**** The records ****

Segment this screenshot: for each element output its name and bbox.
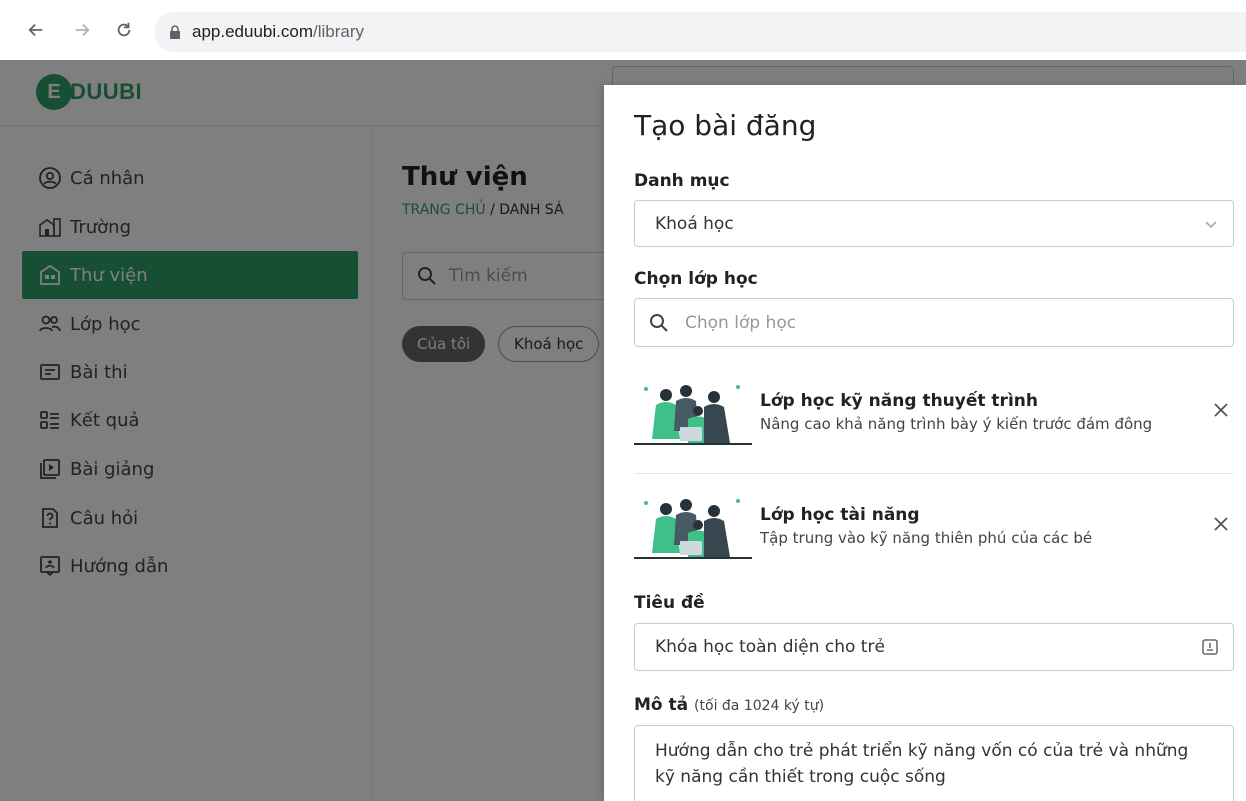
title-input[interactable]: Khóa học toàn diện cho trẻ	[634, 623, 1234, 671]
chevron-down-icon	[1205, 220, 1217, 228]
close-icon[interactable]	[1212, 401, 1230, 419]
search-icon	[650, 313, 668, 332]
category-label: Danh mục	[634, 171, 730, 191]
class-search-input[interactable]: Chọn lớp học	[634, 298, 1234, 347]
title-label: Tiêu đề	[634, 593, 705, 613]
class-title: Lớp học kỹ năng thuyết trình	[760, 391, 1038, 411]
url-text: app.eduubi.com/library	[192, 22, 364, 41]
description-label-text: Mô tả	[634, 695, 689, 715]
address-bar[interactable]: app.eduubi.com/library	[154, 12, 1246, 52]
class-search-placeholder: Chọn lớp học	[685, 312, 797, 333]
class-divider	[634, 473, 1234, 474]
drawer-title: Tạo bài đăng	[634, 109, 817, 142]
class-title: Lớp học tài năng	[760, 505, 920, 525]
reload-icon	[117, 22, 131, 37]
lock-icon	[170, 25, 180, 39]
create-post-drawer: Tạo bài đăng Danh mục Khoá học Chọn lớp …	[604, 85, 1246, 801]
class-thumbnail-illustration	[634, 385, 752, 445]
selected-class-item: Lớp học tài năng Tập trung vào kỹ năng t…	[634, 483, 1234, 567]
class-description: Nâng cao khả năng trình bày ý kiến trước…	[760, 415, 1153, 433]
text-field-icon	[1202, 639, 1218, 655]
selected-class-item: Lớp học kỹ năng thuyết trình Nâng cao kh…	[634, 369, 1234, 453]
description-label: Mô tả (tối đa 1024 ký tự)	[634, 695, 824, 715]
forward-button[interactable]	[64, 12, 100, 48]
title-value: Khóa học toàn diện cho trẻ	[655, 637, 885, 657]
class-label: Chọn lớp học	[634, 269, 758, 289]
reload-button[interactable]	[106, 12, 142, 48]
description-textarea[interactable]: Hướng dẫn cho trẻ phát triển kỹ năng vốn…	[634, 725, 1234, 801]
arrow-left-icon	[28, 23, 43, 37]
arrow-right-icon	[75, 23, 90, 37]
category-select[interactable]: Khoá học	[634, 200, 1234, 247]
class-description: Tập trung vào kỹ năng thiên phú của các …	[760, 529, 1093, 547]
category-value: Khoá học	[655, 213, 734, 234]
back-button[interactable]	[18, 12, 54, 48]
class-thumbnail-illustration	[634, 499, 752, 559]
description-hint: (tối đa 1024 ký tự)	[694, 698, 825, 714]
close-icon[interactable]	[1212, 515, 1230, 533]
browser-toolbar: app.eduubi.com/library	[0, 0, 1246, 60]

****

- What the task asks
Write out every line of the listing above word for word, omitting the pictures.

- Solution to the exercise
Segment this screenshot: for each element output its name and bbox.
title-input[interactable]: Khóa học toàn diện cho trẻ	[634, 623, 1234, 671]
chevron-down-icon	[1205, 220, 1217, 228]
close-icon[interactable]	[1212, 401, 1230, 419]
search-icon	[650, 313, 668, 332]
category-label: Danh mục	[634, 171, 730, 191]
class-search-input[interactable]: Chọn lớp học	[634, 298, 1234, 347]
title-label: Tiêu đề	[634, 593, 705, 613]
class-title: Lớp học kỹ năng thuyết trình	[760, 391, 1038, 411]
url-text: app.eduubi.com/library	[192, 22, 364, 41]
description-label-text: Mô tả	[634, 695, 689, 715]
address-bar[interactable]: app.eduubi.com/library	[154, 12, 1246, 52]
class-search-placeholder: Chọn lớp học	[685, 312, 797, 333]
class-divider	[634, 473, 1234, 474]
drawer-title: Tạo bài đăng	[634, 109, 817, 142]
class-title: Lớp học tài năng	[760, 505, 920, 525]
reload-icon	[117, 22, 131, 37]
lock-icon	[170, 25, 180, 39]
create-post-drawer: Tạo bài đăng Danh mục Khoá học Chọn lớp …	[604, 85, 1246, 801]
class-thumbnail-illustration	[634, 385, 752, 445]
selected-class-item: Lớp học tài năng Tập trung vào kỹ năng t…	[634, 483, 1234, 567]
class-description: Nâng cao khả năng trình bày ý kiến trước…	[760, 415, 1153, 433]
text-field-icon	[1202, 639, 1218, 655]
selected-class-item: Lớp học kỹ năng thuyết trình Nâng cao kh…	[634, 369, 1234, 453]
description-label: Mô tả (tối đa 1024 ký tự)	[634, 695, 824, 715]
forward-button[interactable]	[64, 12, 100, 48]
title-value: Khóa học toàn diện cho trẻ	[655, 637, 885, 657]
class-label: Chọn lớp học	[634, 269, 758, 289]
reload-button[interactable]	[106, 12, 142, 48]
description-textarea[interactable]: Hướng dẫn cho trẻ phát triển kỹ năng vốn…	[634, 725, 1234, 801]
arrow-left-icon	[28, 23, 43, 37]
arrow-right-icon	[75, 23, 90, 37]
category-select[interactable]: Khoá học	[634, 200, 1234, 247]
class-description: Tập trung vào kỹ năng thiên phú của các …	[760, 529, 1093, 547]
category-value: Khoá học	[655, 213, 734, 234]
back-button[interactable]	[18, 12, 54, 48]
class-thumbnail-illustration	[634, 499, 752, 559]
description-hint: (tối đa 1024 ký tự)	[694, 698, 825, 714]
close-icon[interactable]	[1212, 515, 1230, 533]
browser-toolbar: app.eduubi.com/library	[0, 0, 1246, 60]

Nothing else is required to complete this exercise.